[Data excerpts]
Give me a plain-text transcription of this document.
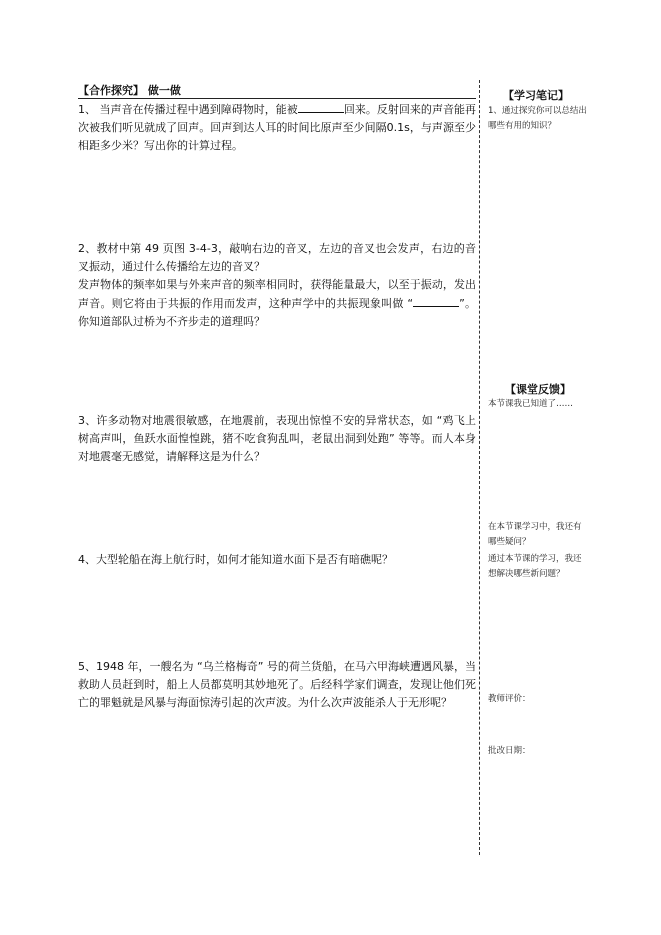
【合作探究】 做一做

1、 当声音在传播过程中遇到障碍物时，能被	回来。反射回来的声音能再次被我们听见就成了回声。回声到达人耳的时间比原声至少间隔0.1s，与声源至少相距多少米？写出你的计算过程。

2、教材中第 49 页图 3-4-3，敲响右边的音叉，左边的音叉也会发声，右边的音叉振动，通过什么传播给左边的音叉？

发声物体的频率如果与外来声音的频率相同时，获得能量最大，以至于振动，发出声音。则它将由于共振的作用而发声，这种声学中的共振现象叫做 “	”。你知道部队过桥为不齐步走的道理吗？

3、许多动物对地震很敏感，在地震前，表现出惊惶不安的异常状态，如 “鸡飞上树高声叫，鱼跃水面惶惶跳，猪不吃食狗乱叫，老鼠出洞到处跑” 等等。而人本身对地震毫无感觉，请解释这是为什么？

4、大型轮船在海上航行时，如何才能知道水面下是否有暗礁呢？

5、1948 年，一艘名为 “乌兰格梅奇” 号的荷兰货船，在马六甲海峡遭遇风暴，当救助人员赶到时，船上人员都莫明其妙地死了。后经科学家们调查，发现让他们死亡的罪魁就是风暴与海面惊涛引起的次声波。为什么次声波能杀人于无形呢？

【学习笔记】
1、通过探究你可以总结出哪些有用的知识？
【课堂反馈】
本节课我已知道了……
在本节课学习中，我还有哪些疑问？
通过本节课的学习，我还想解决哪些新问题？
教师评价：
批改日期：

■ Work to complete ■
Skip the pictures and print each record exactly as it stands.

■ Exercise answer ■
Give me a plain-text transcription of this document.
【合作探究】 做一做

1、 当声音在传播过程中遇到障碍物时，能被	回来。反射回来的声音能再次被我们听见就成了回声。回声到达人耳的时间比原声至少间隔0.1s，与声源至少相距多少米？写出你的计算过程。

2、教材中第 49 页图 3-4-3，敲响右边的音叉，左边的音叉也会发声，右边的音叉振动，通过什么传播给左边的音叉？

发声物体的频率如果与外来声音的频率相同时，获得能量最大，以至于振动，发出声音。则它将由于共振的作用而发声，这种声学中的共振现象叫做 “	”。你知道部队过桥为不齐步走的道理吗？

3、许多动物对地震很敏感，在地震前，表现出惊惶不安的异常状态，如 “鸡飞上树高声叫，鱼跃水面惶惶跳，猪不吃食狗乱叫，老鼠出洞到处跑” 等等。而人本身对地震毫无感觉，请解释这是为什么？

4、大型轮船在海上航行时，如何才能知道水面下是否有暗礁呢？

5、1948 年，一艘名为 “乌兰格梅奇” 号的荷兰货船，在马六甲海峡遭遇风暴，当救助人员赶到时，船上人员都莫明其妙地死了。后经科学家们调查，发现让他们死亡的罪魁就是风暴与海面惊涛引起的次声波。为什么次声波能杀人于无形呢？

【学习笔记】
1、通过探究你可以总结出哪些有用的知识？
【课堂反馈】
本节课我已知道了……
在本节课学习中，我还有哪些疑问？
通过本节课的学习，我还想解决哪些新问题？
教师评价：
批改日期：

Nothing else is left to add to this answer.